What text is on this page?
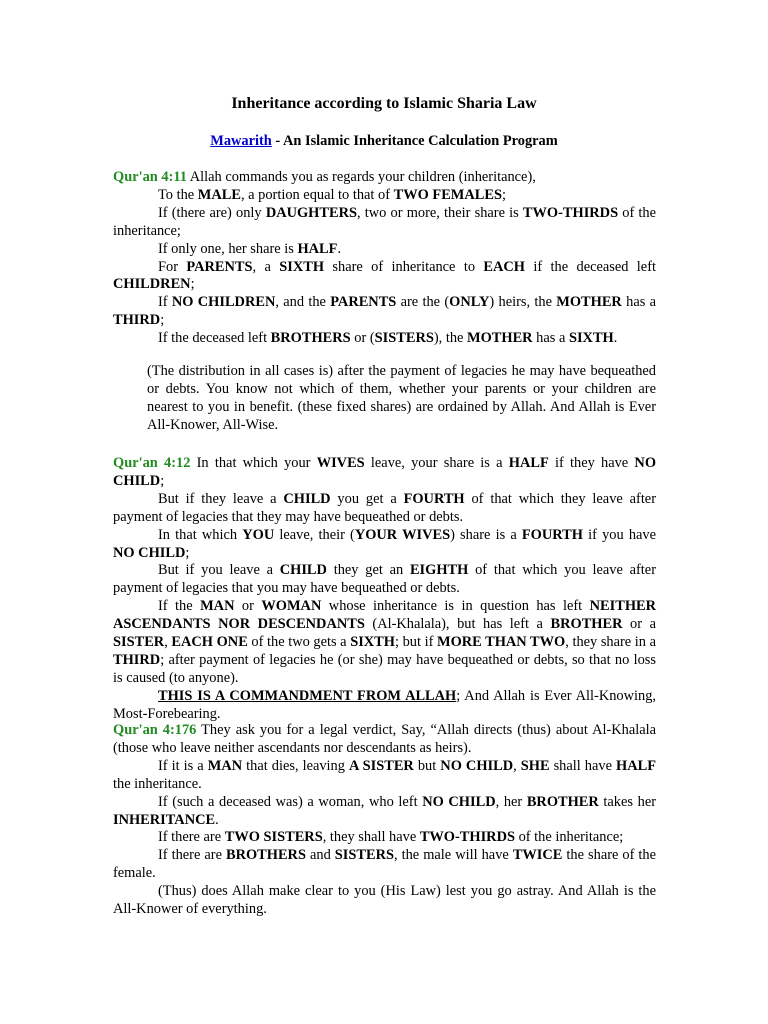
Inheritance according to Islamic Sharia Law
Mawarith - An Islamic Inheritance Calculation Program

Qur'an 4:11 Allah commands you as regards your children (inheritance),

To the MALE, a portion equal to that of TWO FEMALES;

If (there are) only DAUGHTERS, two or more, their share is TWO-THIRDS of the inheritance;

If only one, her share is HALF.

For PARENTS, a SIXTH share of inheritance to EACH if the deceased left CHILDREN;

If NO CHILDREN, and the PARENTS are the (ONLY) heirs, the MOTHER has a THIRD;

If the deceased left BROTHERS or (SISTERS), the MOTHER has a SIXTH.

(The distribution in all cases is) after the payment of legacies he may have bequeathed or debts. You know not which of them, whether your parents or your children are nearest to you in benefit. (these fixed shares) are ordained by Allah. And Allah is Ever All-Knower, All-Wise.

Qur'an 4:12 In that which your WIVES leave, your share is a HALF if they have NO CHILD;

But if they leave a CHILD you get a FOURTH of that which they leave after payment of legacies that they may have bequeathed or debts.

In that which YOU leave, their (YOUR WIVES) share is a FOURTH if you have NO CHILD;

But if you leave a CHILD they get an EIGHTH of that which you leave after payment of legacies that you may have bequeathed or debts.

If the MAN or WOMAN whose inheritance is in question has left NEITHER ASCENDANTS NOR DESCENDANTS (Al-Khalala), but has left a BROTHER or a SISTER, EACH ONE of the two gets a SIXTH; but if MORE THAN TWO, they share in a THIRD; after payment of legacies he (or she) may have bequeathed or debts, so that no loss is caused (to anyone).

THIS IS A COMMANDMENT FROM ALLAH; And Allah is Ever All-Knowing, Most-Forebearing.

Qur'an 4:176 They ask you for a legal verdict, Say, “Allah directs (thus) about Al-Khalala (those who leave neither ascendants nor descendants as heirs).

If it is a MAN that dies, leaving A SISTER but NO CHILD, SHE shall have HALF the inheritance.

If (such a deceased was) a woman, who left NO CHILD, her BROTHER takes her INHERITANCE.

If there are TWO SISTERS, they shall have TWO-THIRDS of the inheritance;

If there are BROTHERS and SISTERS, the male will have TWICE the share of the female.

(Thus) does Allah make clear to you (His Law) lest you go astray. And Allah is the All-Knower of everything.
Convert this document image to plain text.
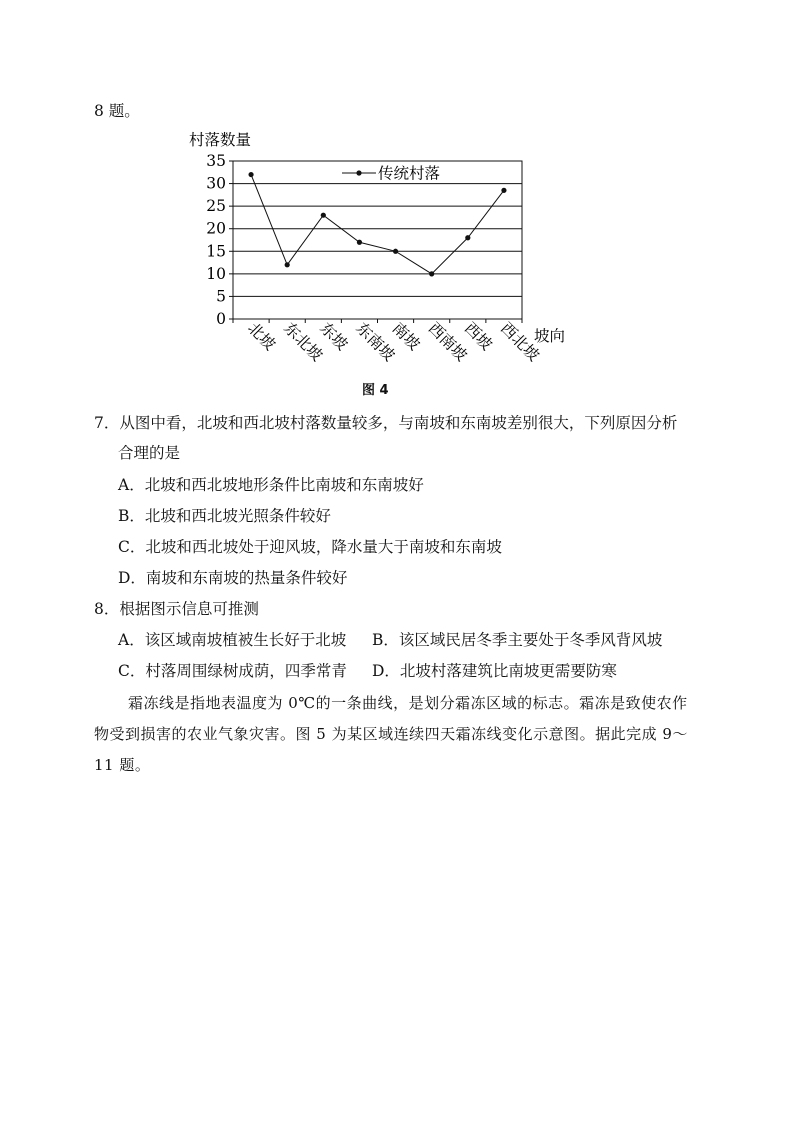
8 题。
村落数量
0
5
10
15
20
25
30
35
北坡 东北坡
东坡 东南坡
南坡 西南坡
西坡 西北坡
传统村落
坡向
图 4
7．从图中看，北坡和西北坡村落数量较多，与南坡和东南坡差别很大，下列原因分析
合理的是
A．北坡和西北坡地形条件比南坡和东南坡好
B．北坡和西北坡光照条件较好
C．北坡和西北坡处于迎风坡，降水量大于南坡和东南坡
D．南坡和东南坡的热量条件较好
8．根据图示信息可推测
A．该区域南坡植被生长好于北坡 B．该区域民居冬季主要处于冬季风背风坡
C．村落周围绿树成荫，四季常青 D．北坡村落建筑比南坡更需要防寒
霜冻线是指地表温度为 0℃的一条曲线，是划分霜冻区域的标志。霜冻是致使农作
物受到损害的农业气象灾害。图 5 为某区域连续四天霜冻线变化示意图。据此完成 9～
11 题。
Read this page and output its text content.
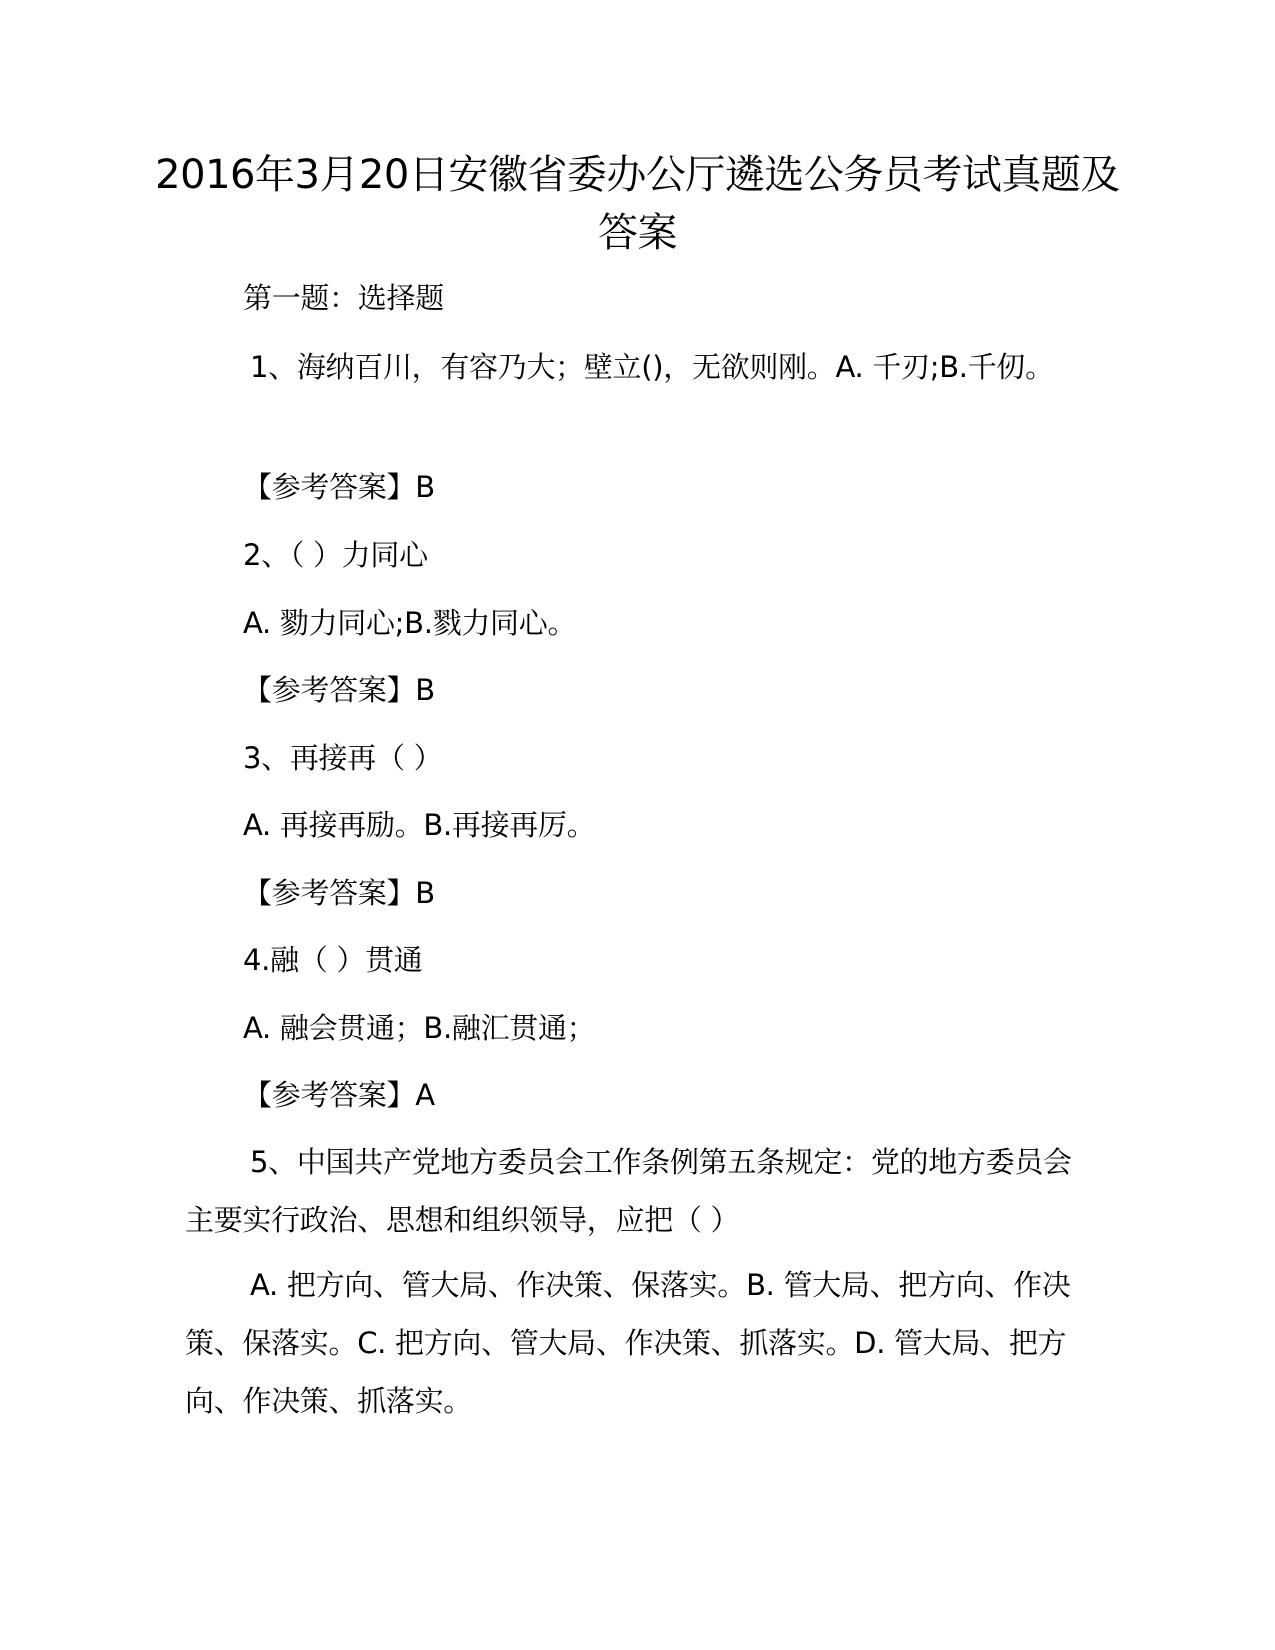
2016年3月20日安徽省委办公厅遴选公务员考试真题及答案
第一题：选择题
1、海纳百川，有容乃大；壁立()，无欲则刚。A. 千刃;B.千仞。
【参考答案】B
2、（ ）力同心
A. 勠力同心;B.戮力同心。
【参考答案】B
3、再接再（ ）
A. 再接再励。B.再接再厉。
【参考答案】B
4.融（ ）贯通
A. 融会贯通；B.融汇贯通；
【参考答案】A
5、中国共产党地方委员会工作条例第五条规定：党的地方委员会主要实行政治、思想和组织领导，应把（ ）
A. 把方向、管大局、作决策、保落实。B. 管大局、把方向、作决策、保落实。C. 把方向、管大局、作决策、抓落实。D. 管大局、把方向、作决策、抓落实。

### Task objective:
The line that contains "Read this page and output its text content." begins the part to retype, and the last line of the records above ends it. Retype both and everything between, exactly, without the pictures.

### Result:
Read this page and output its text content.
2016年3月20日安徽省委办公厅遴选公务员考试真题及答案
第一题：选择题
1、海纳百川，有容乃大；壁立()，无欲则刚。A. 千刃;B.千仞。
【参考答案】B
2、（ ）力同心
A. 勠力同心;B.戮力同心。
【参考答案】B
3、再接再（ ）
A. 再接再励。B.再接再厉。
【参考答案】B
4.融（ ）贯通
A. 融会贯通；B.融汇贯通；
【参考答案】A
5、中国共产党地方委员会工作条例第五条规定：党的地方委员会主要实行政治、思想和组织领导，应把（ ）
A. 把方向、管大局、作决策、保落实。B. 管大局、把方向、作决策、保落实。C. 把方向、管大局、作决策、抓落实。D. 管大局、把方向、作决策、抓落实。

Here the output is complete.